> [Directive]:
Write out the data again exactly, skipping every picture.

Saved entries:
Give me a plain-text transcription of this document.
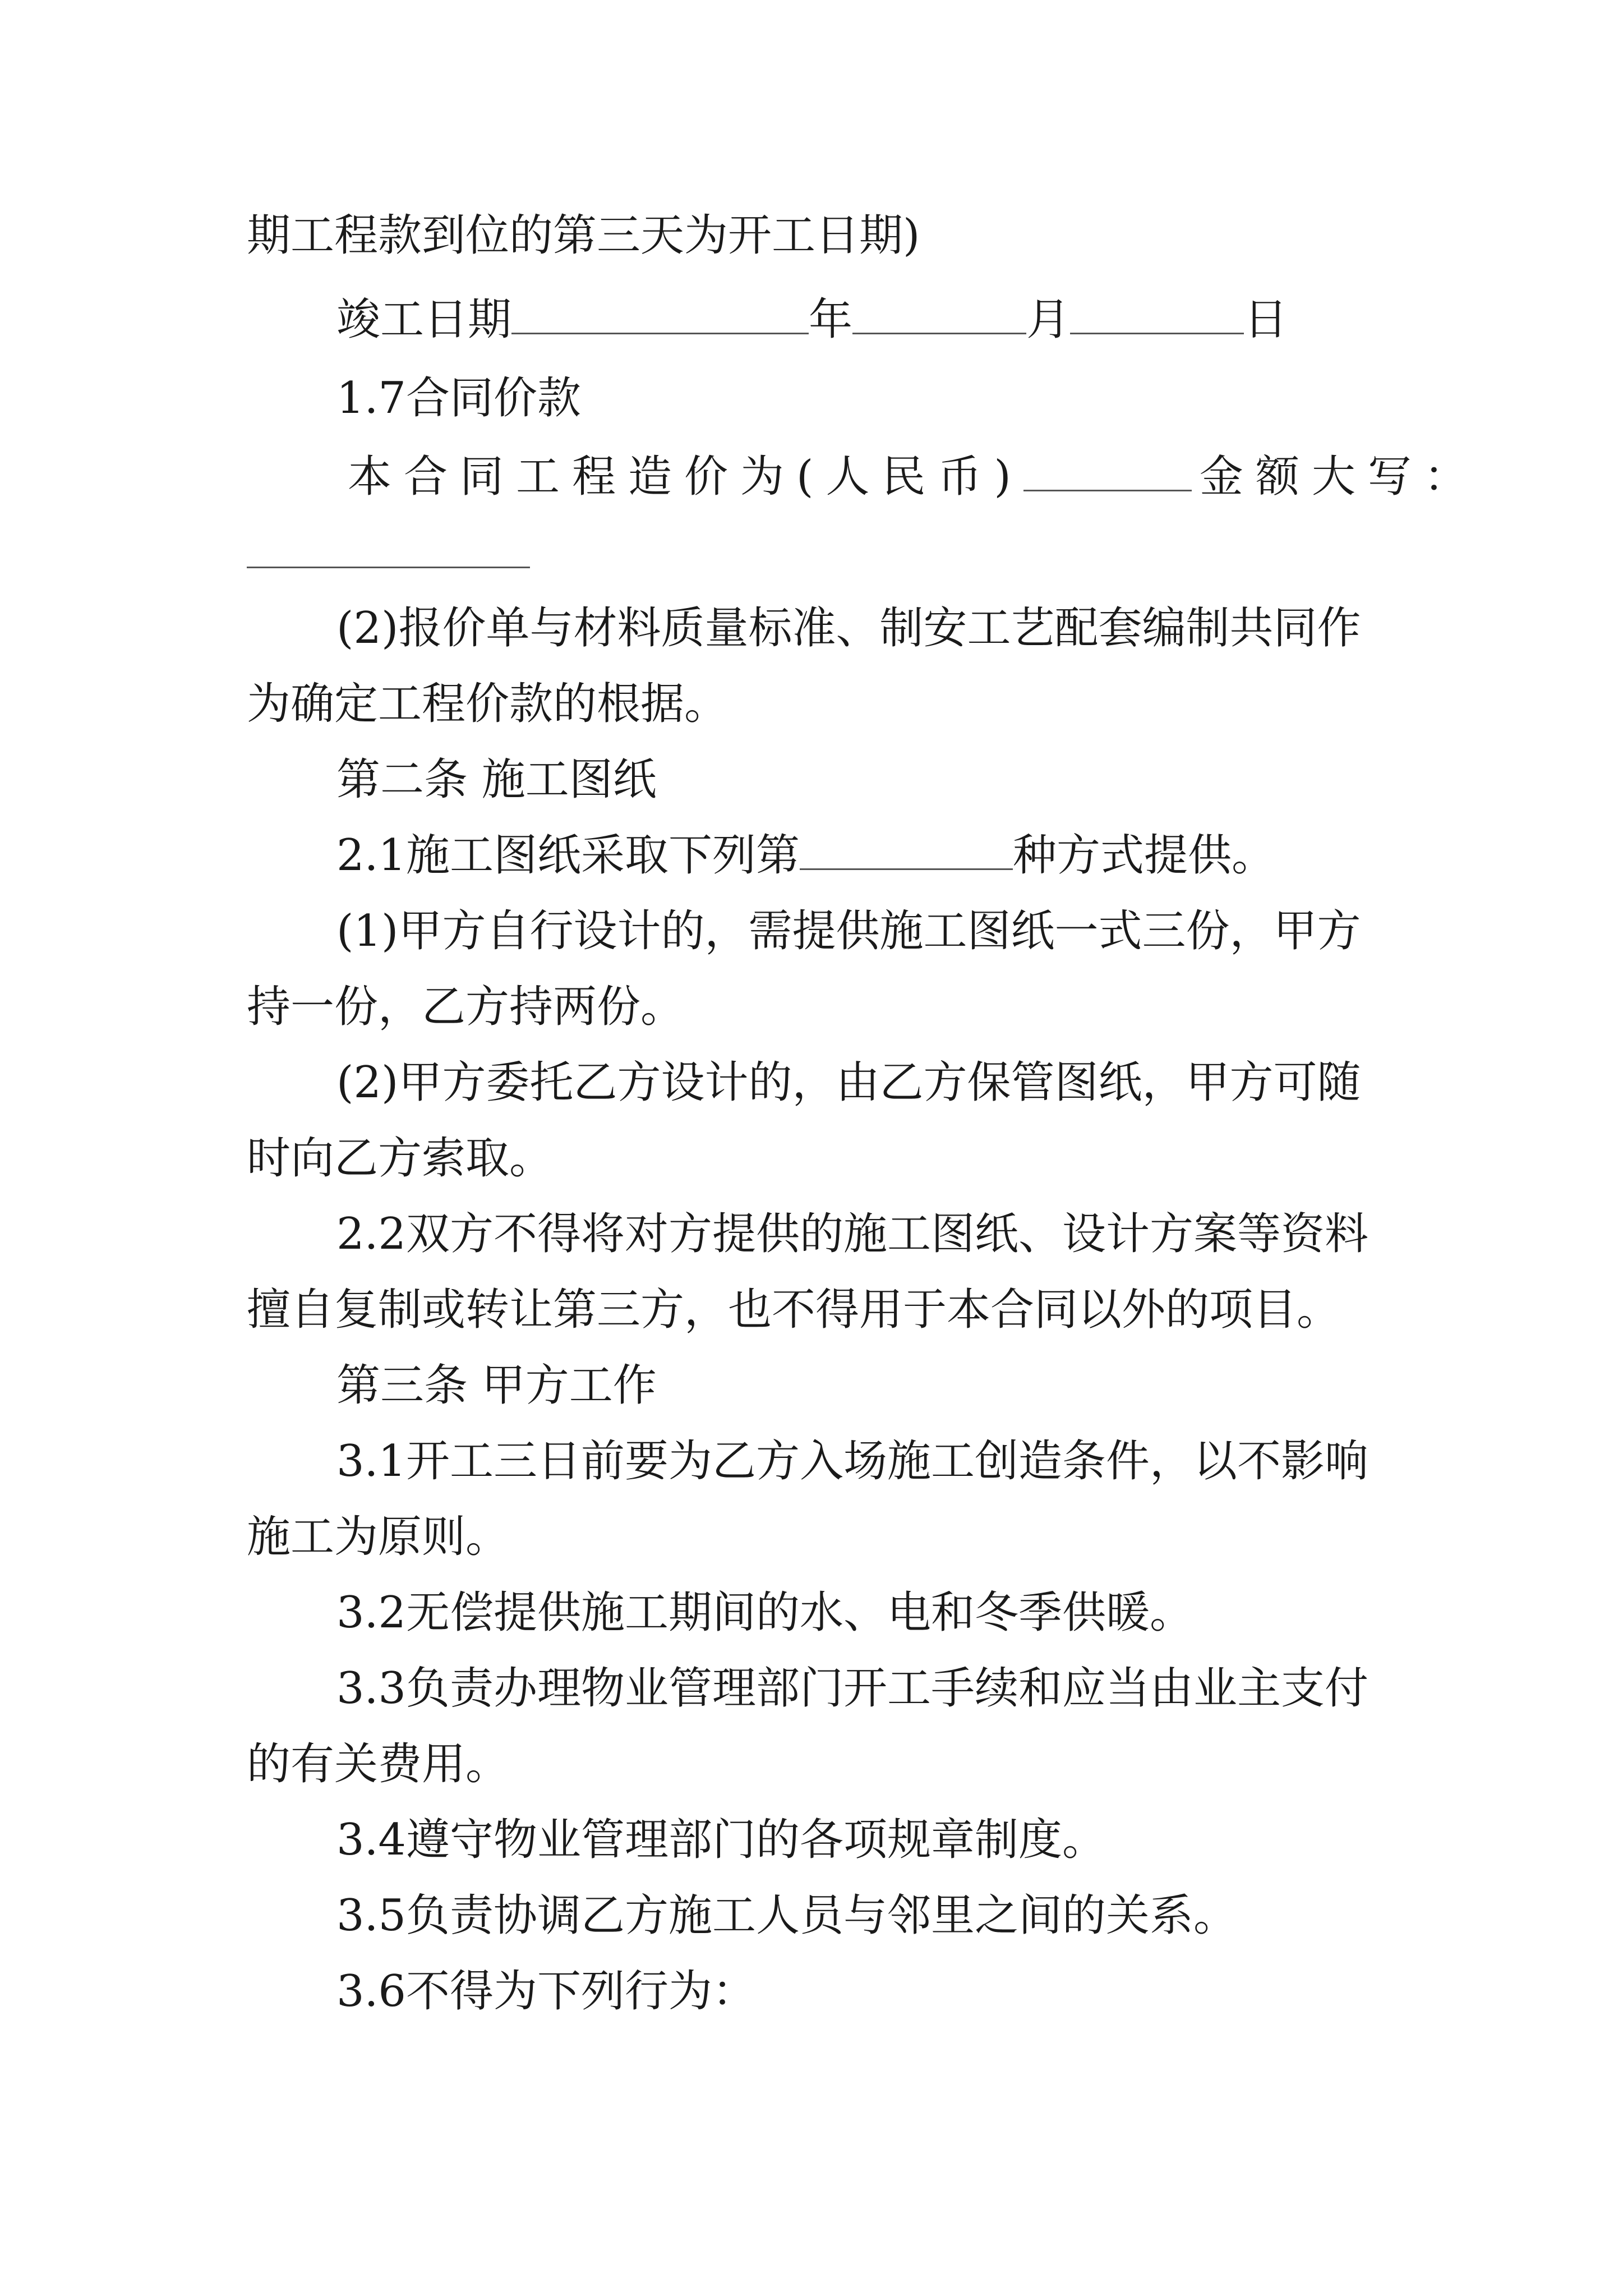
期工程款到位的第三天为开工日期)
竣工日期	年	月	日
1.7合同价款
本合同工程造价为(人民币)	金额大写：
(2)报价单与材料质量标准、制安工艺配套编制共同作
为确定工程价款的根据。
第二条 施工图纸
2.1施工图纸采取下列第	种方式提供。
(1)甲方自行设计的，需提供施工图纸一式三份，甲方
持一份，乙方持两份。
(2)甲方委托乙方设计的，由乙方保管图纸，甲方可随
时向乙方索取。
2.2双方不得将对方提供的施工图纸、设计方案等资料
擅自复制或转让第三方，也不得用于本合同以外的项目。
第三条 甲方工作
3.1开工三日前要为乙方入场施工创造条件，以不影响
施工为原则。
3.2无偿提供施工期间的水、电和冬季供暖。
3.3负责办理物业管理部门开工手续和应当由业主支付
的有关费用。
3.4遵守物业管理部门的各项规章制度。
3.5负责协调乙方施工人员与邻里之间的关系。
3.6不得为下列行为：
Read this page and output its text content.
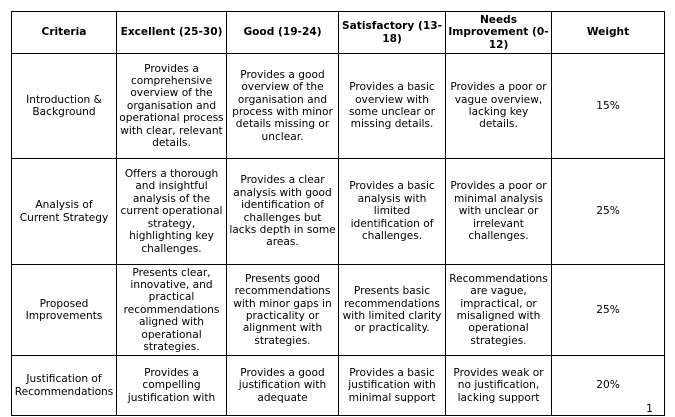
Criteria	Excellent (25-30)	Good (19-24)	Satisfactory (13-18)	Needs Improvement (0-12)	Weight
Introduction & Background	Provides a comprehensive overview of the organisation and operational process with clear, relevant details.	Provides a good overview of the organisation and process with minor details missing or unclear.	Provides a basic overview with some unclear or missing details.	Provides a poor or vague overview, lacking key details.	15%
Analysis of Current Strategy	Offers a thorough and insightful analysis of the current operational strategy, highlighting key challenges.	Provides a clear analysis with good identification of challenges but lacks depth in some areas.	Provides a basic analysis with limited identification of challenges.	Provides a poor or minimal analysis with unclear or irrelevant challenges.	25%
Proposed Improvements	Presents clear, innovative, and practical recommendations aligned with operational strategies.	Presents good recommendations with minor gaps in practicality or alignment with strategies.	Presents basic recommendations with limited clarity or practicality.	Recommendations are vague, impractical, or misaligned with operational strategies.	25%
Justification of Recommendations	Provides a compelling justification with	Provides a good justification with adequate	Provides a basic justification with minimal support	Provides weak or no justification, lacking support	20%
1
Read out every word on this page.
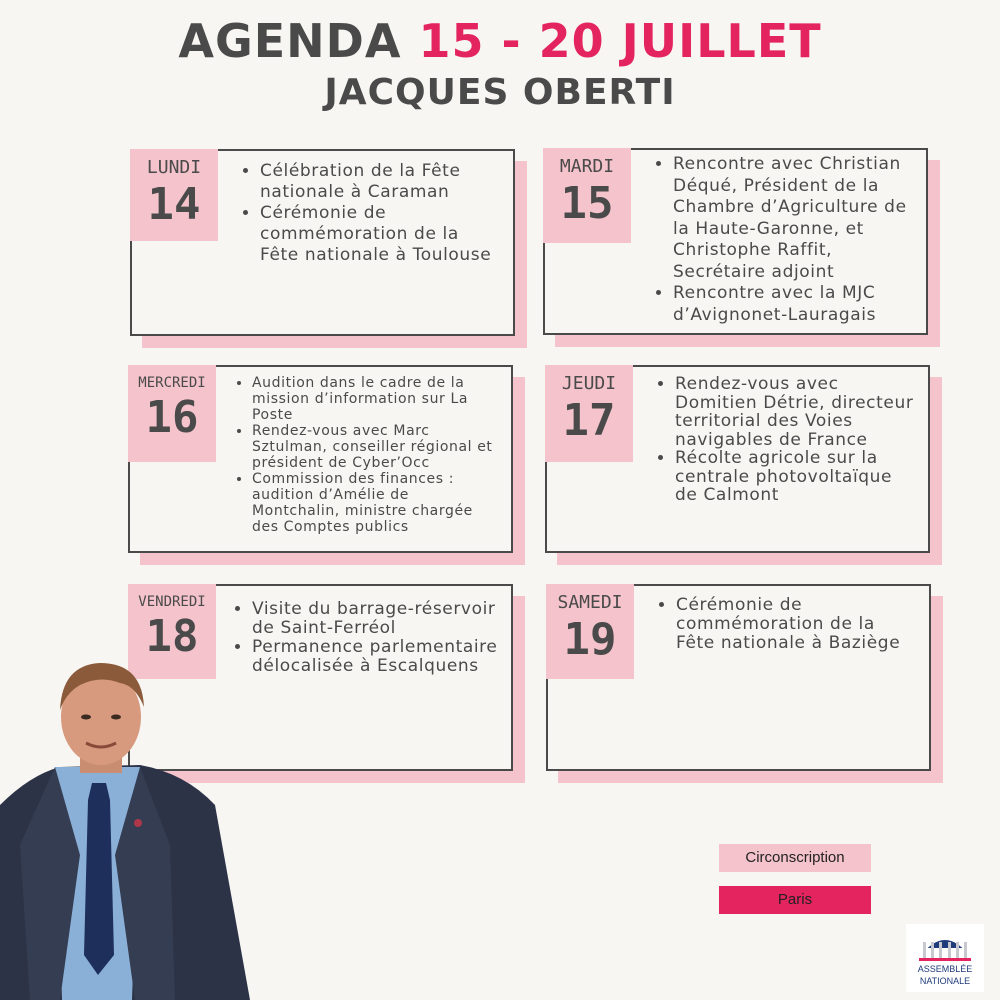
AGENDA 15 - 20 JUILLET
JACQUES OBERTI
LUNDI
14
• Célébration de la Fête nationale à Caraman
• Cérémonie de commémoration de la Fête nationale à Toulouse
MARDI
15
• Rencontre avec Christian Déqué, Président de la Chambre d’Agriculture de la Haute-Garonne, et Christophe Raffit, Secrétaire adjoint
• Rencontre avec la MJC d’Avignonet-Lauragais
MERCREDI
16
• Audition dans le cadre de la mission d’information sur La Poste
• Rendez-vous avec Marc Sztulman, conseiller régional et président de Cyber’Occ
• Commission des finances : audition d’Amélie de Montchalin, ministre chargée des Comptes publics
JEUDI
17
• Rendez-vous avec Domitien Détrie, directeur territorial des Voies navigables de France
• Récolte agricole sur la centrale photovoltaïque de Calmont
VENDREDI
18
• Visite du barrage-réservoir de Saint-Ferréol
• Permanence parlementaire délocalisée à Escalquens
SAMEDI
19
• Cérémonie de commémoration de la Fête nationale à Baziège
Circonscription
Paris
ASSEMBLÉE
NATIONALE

> [Result of this task]:
Give me a plain-text transcription of this document.
期工程款到位的第三天为开工日期)
竣工日期	年	月	日
1.7合同价款
本合同工程造价为(人民币)	金额大写：
(2)报价单与材料质量标准、制安工艺配套编制共同作
为确定工程价款的根据。
第二条 施工图纸
2.1施工图纸采取下列第	种方式提供。
(1)甲方自行设计的，需提供施工图纸一式三份，甲方
持一份，乙方持两份。
(2)甲方委托乙方设计的，由乙方保管图纸，甲方可随
时向乙方索取。
2.2双方不得将对方提供的施工图纸、设计方案等资料
擅自复制或转让第三方，也不得用于本合同以外的项目。
第三条 甲方工作
3.1开工三日前要为乙方入场施工创造条件，以不影响
施工为原则。
3.2无偿提供施工期间的水、电和冬季供暖。
3.3负责办理物业管理部门开工手续和应当由业主支付
的有关费用。
3.4遵守物业管理部门的各项规章制度。
3.5负责协调乙方施工人员与邻里之间的关系。
3.6不得为下列行为：
Read this page and output its text content.
Criteria	Excellent (25-30)	Good (19-24)	Satisfactory (13-18)	Needs Improvement (0-12)	Weight
Introduction & Background	Provides a comprehensive overview of the organisation and operational process with clear, relevant details.	Provides a good overview of the organisation and process with minor details missing or unclear.	Provides a basic overview with some unclear or missing details.	Provides a poor or vague overview, lacking key details.	15%
Analysis of Current Strategy	Offers a thorough and insightful analysis of the current operational strategy, highlighting key challenges.	Provides a clear analysis with good identification of challenges but lacks depth in some areas.	Provides a basic analysis with limited identification of challenges.	Provides a poor or minimal analysis with unclear or irrelevant challenges.	25%
Proposed Improvements	Presents clear, innovative, and practical recommendations aligned with operational strategies.	Presents good recommendations with minor gaps in practicality or alignment with strategies.	Presents basic recommendations with limited clarity or practicality.	Recommendations are vague, impractical, or misaligned with operational strategies.	25%
Justification of Recommendations	Provides a compelling justification with	Provides a good justification with adequate	Provides a basic justification with minimal support	Provides weak or no justification, lacking support	20%
1
Read out every word on this page.
AGENDA 15 - 20 JUILLET
JACQUES OBERTI
LUNDI
14
• Célébration de la Fête nationale à Caraman
• Cérémonie de commémoration de la Fête nationale à Toulouse
MARDI
15
• Rencontre avec Christian Déqué, Président de la Chambre d’Agriculture de la Haute-Garonne, et Christophe Raffit, Secrétaire adjoint
• Rencontre avec la MJC d’Avignonet-Lauragais
MERCREDI
16
• Audition dans le cadre de la mission d’information sur La Poste
• Rendez-vous avec Marc Sztulman, conseiller régional et président de Cyber’Occ
• Commission des finances : audition d’Amélie de Montchalin, ministre chargée des Comptes publics
JEUDI
17
• Rendez-vous avec Domitien Détrie, directeur territorial des Voies navigables de France
• Récolte agricole sur la centrale photovoltaïque de Calmont
VENDREDI
18
• Visite du barrage-réservoir de Saint-Ferréol
• Permanence parlementaire délocalisée à Escalquens
SAMEDI
19
• Cérémonie de commémoration de la Fête nationale à Baziège
Circonscription
Paris
ASSEMBLÉE
NATIONALE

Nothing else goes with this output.